# To be done:
Will you output the entries below exactly, skipping every image they contain?

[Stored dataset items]
=-=-=

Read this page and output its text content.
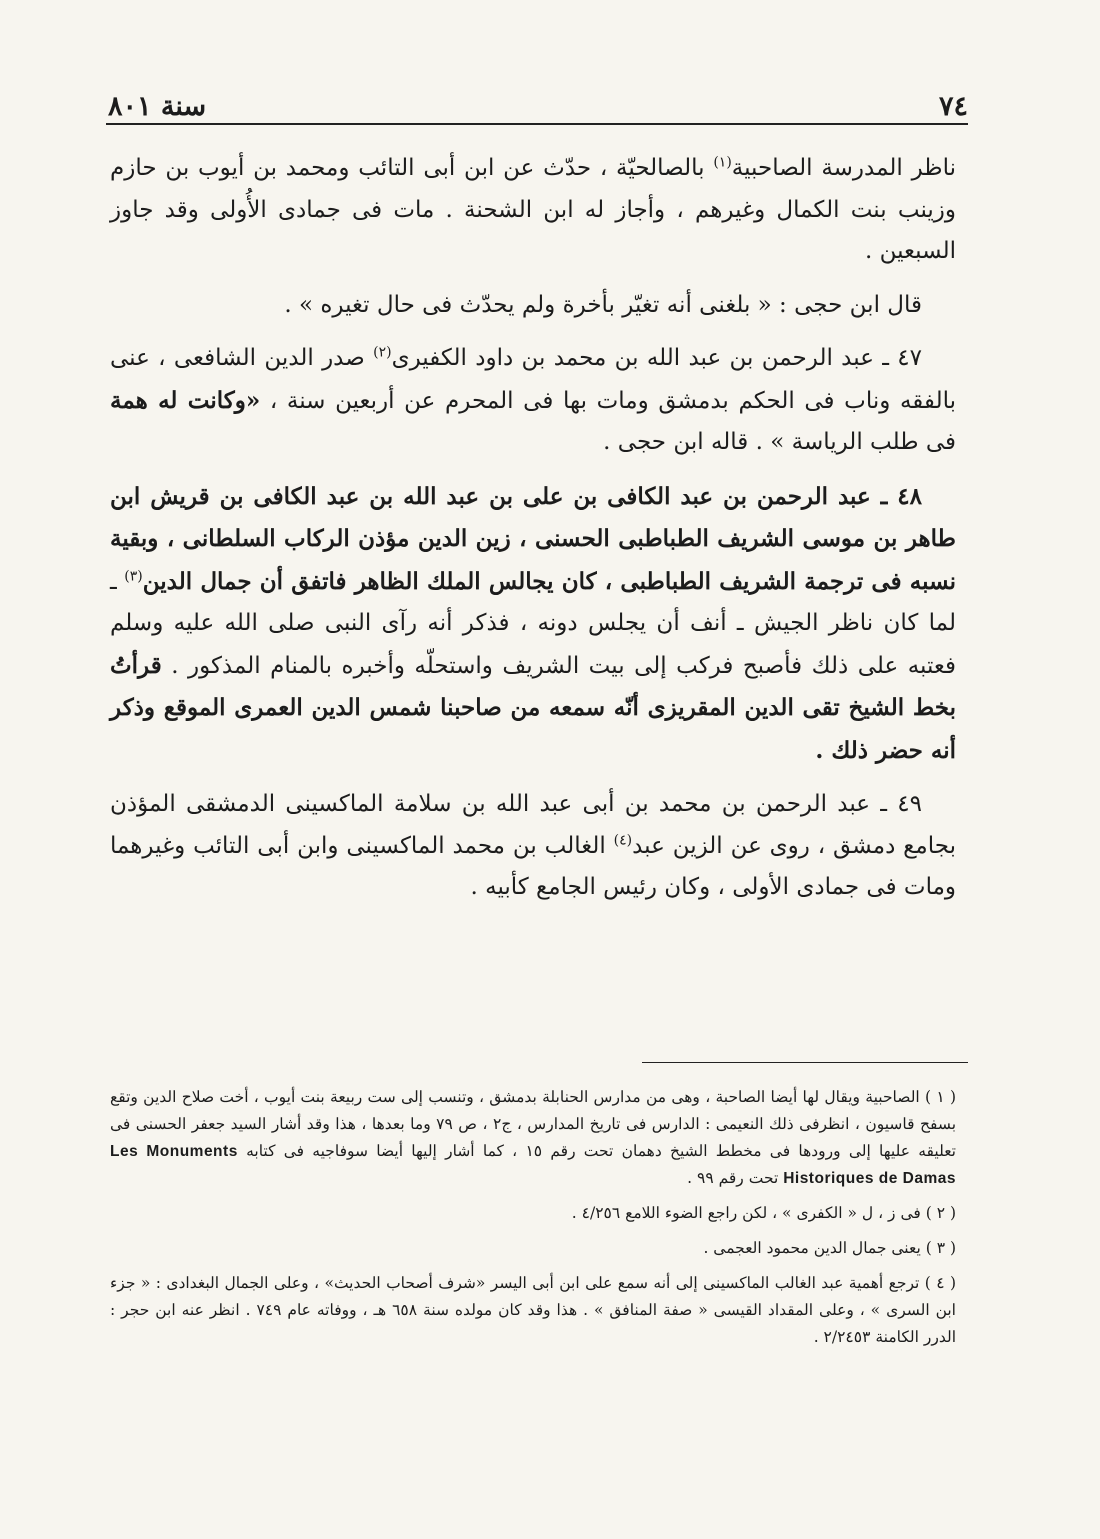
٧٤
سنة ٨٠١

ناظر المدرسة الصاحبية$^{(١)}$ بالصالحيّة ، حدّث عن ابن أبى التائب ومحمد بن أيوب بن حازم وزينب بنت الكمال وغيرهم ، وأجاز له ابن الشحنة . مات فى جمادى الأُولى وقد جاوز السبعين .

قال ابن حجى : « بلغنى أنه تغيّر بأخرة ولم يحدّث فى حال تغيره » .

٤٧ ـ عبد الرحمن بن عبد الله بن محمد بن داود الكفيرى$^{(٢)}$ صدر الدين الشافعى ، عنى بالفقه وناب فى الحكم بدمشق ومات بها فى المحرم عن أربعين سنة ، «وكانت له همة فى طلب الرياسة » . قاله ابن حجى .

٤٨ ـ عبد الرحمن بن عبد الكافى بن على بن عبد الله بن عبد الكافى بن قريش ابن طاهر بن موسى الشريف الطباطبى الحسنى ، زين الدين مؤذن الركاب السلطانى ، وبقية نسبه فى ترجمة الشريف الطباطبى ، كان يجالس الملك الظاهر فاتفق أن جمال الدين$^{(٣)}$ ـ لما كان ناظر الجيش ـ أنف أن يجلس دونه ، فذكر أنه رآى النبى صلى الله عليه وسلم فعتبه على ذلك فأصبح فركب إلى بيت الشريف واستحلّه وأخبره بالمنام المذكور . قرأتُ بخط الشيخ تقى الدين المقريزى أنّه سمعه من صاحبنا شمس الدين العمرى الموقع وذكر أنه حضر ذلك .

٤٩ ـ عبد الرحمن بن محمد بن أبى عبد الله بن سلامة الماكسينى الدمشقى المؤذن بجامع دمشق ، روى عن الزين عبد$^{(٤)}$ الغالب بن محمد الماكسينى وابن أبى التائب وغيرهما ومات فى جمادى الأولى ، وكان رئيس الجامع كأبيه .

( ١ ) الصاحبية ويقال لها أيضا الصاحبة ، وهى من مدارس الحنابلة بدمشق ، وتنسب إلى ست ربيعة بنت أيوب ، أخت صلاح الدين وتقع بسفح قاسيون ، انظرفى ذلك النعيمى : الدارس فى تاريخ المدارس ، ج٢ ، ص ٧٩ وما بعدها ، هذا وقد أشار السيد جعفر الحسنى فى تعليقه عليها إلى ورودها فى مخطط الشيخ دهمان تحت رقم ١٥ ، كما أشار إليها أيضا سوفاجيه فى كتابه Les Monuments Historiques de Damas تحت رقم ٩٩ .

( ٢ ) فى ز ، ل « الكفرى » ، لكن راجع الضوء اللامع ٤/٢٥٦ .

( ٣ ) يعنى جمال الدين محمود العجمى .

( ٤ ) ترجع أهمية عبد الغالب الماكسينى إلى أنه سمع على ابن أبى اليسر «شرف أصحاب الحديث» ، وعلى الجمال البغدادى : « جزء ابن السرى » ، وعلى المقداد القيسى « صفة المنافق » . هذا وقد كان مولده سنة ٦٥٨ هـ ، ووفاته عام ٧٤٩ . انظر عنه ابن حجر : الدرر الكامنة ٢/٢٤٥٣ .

=-=-=

# Solved exercise:
Read this page and output its text content.
٧٤
سنة ٨٠١

ناظر المدرسة الصاحبية$^{(١)}$ بالصالحيّة ، حدّث عن ابن أبى التائب ومحمد بن أيوب بن حازم وزينب بنت الكمال وغيرهم ، وأجاز له ابن الشحنة . مات فى جمادى الأُولى وقد جاوز السبعين .

قال ابن حجى : « بلغنى أنه تغيّر بأخرة ولم يحدّث فى حال تغيره » .

٤٧ ـ عبد الرحمن بن عبد الله بن محمد بن داود الكفيرى$^{(٢)}$ صدر الدين الشافعى ، عنى بالفقه وناب فى الحكم بدمشق ومات بها فى المحرم عن أربعين سنة ، «وكانت له همة فى طلب الرياسة » . قاله ابن حجى .

٤٨ ـ عبد الرحمن بن عبد الكافى بن على بن عبد الله بن عبد الكافى بن قريش ابن طاهر بن موسى الشريف الطباطبى الحسنى ، زين الدين مؤذن الركاب السلطانى ، وبقية نسبه فى ترجمة الشريف الطباطبى ، كان يجالس الملك الظاهر فاتفق أن جمال الدين$^{(٣)}$ ـ لما كان ناظر الجيش ـ أنف أن يجلس دونه ، فذكر أنه رآى النبى صلى الله عليه وسلم فعتبه على ذلك فأصبح فركب إلى بيت الشريف واستحلّه وأخبره بالمنام المذكور . قرأتُ بخط الشيخ تقى الدين المقريزى أنّه سمعه من صاحبنا شمس الدين العمرى الموقع وذكر أنه حضر ذلك .

٤٩ ـ عبد الرحمن بن محمد بن أبى عبد الله بن سلامة الماكسينى الدمشقى المؤذن بجامع دمشق ، روى عن الزين عبد$^{(٤)}$ الغالب بن محمد الماكسينى وابن أبى التائب وغيرهما ومات فى جمادى الأولى ، وكان رئيس الجامع كأبيه .

( ١ ) الصاحبية ويقال لها أيضا الصاحبة ، وهى من مدارس الحنابلة بدمشق ، وتنسب إلى ست ربيعة بنت أيوب ، أخت صلاح الدين وتقع بسفح قاسيون ، انظرفى ذلك النعيمى : الدارس فى تاريخ المدارس ، ج٢ ، ص ٧٩ وما بعدها ، هذا وقد أشار السيد جعفر الحسنى فى تعليقه عليها إلى ورودها فى مخطط الشيخ دهمان تحت رقم ١٥ ، كما أشار إليها أيضا سوفاجيه فى كتابه Les Monuments Historiques de Damas تحت رقم ٩٩ .

( ٢ ) فى ز ، ل « الكفرى » ، لكن راجع الضوء اللامع ٤/٢٥٦ .

( ٣ ) يعنى جمال الدين محمود العجمى .

( ٤ ) ترجع أهمية عبد الغالب الماكسينى إلى أنه سمع على ابن أبى اليسر «شرف أصحاب الحديث» ، وعلى الجمال البغدادى : « جزء ابن السرى » ، وعلى المقداد القيسى « صفة المنافق » . هذا وقد كان مولده سنة ٦٥٨ هـ ، ووفاته عام ٧٤٩ . انظر عنه ابن حجر : الدرر الكامنة ٢/٢٤٥٣ .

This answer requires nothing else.